▶ Record excerpts

* * * * * * * * *

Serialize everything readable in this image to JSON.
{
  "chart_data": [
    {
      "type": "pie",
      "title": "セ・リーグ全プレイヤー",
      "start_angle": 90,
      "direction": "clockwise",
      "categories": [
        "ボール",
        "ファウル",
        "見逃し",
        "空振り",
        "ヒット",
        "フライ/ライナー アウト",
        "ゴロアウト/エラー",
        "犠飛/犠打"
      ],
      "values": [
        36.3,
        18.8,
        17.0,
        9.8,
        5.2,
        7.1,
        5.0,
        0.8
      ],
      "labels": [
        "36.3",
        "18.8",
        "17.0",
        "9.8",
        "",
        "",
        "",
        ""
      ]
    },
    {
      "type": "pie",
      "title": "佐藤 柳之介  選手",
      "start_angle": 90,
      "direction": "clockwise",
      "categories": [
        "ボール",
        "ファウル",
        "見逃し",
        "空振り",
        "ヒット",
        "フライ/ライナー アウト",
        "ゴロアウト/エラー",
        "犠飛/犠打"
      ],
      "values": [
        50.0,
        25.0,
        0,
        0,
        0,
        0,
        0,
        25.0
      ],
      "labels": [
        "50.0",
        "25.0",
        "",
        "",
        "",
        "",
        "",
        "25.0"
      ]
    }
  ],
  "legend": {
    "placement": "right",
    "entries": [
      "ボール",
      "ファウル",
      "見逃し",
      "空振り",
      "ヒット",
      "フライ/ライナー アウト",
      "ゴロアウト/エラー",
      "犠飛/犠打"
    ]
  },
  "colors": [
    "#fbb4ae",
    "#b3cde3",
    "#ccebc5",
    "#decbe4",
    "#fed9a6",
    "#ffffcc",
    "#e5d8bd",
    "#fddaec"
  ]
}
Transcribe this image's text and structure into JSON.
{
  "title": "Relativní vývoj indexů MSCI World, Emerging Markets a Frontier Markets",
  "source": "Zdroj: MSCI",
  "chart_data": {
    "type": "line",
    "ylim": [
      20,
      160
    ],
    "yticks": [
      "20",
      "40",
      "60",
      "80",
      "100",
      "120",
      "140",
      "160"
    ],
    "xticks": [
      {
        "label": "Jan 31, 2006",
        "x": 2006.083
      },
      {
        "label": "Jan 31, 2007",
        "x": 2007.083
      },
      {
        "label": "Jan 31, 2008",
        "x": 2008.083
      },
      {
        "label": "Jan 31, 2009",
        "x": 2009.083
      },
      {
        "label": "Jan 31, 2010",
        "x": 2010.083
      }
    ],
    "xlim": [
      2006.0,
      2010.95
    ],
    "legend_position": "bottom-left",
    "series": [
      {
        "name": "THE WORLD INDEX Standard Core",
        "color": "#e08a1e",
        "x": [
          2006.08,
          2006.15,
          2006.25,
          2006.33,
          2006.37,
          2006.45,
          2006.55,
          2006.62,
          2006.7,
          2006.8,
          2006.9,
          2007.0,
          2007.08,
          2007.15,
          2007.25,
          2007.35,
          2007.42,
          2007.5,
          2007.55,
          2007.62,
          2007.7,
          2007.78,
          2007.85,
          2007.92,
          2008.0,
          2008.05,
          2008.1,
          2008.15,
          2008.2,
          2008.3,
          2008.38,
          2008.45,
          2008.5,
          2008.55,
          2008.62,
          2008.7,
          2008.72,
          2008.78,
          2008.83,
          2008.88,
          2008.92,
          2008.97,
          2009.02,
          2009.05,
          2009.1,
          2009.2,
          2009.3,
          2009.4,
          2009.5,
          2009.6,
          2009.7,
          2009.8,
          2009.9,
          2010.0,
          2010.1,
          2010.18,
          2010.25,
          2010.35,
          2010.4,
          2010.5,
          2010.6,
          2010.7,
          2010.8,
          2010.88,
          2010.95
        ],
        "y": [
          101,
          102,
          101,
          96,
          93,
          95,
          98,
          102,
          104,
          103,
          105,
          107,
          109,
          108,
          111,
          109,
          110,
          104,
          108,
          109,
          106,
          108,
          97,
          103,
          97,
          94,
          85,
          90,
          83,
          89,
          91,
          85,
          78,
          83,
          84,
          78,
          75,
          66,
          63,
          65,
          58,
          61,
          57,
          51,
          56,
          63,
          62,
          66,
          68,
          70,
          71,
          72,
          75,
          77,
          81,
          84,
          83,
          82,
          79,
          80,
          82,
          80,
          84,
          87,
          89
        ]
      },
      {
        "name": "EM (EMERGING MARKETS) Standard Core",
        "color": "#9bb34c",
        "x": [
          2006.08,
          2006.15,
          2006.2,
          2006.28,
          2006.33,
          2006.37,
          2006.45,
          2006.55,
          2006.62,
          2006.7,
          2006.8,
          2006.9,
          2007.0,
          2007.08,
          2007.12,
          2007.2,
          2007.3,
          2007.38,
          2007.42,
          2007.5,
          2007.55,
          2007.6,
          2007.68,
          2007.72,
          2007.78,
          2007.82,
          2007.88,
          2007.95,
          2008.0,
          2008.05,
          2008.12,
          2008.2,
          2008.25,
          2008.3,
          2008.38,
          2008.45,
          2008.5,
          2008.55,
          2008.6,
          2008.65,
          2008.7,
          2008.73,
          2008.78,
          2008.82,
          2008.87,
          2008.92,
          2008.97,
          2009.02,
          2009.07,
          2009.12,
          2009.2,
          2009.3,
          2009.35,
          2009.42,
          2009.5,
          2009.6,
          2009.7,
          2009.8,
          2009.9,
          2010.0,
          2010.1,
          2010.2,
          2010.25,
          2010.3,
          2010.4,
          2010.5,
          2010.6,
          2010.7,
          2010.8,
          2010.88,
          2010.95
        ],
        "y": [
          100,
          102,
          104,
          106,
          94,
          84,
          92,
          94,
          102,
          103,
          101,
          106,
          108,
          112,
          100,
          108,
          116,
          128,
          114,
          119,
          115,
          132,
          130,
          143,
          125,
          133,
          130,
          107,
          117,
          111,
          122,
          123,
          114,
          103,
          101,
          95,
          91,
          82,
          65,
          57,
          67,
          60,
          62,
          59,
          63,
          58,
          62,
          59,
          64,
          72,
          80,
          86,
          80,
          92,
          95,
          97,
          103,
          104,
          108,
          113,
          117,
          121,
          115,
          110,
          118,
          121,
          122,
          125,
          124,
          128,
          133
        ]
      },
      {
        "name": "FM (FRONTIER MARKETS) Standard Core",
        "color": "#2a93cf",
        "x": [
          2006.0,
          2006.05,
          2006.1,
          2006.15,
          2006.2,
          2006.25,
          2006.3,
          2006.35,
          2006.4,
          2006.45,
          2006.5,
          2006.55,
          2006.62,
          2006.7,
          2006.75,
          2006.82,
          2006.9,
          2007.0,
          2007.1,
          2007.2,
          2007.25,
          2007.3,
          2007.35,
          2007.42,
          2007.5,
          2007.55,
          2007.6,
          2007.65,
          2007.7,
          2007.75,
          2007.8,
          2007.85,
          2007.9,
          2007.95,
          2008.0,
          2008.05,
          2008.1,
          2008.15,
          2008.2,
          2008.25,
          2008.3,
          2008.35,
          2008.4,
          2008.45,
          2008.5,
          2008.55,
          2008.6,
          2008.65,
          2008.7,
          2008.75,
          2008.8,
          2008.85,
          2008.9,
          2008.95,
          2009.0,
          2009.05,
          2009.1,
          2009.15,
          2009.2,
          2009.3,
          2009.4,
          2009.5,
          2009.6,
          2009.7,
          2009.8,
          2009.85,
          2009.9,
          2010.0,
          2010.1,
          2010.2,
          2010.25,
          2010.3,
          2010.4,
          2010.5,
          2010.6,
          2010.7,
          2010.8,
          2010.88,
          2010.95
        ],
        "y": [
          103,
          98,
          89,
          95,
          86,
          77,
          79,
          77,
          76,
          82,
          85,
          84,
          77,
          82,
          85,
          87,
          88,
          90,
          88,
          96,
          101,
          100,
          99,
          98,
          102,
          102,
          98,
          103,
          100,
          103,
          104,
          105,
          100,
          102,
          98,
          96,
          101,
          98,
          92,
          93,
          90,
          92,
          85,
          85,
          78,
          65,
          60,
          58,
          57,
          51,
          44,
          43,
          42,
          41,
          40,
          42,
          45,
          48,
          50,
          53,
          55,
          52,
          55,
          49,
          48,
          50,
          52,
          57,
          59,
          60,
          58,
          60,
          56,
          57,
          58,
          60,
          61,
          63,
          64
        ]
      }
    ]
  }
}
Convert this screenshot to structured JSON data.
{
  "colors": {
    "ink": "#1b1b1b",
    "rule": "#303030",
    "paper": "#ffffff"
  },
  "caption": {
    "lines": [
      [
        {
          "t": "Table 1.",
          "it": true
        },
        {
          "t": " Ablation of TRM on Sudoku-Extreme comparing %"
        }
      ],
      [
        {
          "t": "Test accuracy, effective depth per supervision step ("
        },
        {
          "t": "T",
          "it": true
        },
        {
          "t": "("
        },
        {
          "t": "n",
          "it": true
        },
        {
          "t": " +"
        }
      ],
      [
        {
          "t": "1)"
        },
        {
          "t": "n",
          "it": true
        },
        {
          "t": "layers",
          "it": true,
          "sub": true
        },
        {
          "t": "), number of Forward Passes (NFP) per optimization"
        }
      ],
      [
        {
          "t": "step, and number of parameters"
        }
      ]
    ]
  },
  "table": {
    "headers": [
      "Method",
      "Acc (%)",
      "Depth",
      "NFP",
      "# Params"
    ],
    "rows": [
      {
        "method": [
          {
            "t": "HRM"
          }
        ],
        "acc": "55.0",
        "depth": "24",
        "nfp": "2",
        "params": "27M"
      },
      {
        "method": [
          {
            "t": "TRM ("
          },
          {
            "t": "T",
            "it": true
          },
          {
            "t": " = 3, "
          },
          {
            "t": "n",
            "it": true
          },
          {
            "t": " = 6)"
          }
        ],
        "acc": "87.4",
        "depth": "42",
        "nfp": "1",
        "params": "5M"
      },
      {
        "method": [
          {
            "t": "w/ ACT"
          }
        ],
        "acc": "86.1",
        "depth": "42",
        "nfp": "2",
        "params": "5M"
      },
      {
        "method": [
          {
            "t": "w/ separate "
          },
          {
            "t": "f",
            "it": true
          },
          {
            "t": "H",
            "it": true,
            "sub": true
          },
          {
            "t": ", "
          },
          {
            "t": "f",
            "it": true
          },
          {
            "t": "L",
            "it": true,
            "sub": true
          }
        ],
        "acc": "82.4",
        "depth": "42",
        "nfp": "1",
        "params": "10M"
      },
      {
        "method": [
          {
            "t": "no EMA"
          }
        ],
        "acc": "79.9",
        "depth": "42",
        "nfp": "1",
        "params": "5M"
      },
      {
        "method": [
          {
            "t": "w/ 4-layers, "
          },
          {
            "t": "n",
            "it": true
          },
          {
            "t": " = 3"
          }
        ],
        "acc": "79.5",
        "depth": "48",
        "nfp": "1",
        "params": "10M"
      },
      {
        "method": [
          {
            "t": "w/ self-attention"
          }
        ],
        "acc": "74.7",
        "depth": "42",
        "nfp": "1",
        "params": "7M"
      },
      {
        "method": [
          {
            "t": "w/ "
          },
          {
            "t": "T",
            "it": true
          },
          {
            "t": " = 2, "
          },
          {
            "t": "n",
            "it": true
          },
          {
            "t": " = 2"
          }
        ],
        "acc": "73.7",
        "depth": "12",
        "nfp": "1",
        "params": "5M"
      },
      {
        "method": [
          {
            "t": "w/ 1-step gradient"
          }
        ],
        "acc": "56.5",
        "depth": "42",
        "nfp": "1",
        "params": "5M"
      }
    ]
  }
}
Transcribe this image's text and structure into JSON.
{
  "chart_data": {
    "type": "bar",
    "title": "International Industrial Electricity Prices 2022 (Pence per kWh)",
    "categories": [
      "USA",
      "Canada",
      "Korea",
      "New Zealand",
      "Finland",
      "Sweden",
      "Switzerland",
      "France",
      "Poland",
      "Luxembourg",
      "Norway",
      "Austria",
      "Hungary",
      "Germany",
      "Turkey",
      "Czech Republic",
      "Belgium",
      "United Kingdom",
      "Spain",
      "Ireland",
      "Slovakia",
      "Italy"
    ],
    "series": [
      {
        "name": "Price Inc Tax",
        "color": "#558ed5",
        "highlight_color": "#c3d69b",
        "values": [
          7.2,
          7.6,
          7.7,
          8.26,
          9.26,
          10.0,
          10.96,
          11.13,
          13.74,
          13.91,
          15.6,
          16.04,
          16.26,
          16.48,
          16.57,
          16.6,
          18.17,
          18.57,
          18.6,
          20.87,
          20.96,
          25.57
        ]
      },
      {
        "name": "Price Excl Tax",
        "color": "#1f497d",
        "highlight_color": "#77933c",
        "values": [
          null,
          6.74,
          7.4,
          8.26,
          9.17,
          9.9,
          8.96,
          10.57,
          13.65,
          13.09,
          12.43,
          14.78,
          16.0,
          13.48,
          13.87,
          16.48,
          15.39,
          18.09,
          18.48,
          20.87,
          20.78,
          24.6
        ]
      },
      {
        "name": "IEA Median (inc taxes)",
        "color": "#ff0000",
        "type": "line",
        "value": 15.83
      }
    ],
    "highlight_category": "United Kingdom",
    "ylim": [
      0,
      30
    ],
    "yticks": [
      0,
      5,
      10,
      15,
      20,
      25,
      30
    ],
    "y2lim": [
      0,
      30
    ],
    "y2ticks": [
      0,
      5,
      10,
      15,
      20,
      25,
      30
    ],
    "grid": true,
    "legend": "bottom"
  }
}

* * * * * * * * *

▶ Request
In the listing above, find the lines holding the word "name" and copy them.

▶ Written solution
        "name": "THE WORLD INDEX Standard Core",
        "name": "EM (EMERGING MARKETS) Standard Core",
        "name": "FM (FRONTIER MARKETS) Standard Core",
        "name": "Price Inc Tax",
        "name": "Price Excl Tax",
        "name": "IEA Median (inc taxes)",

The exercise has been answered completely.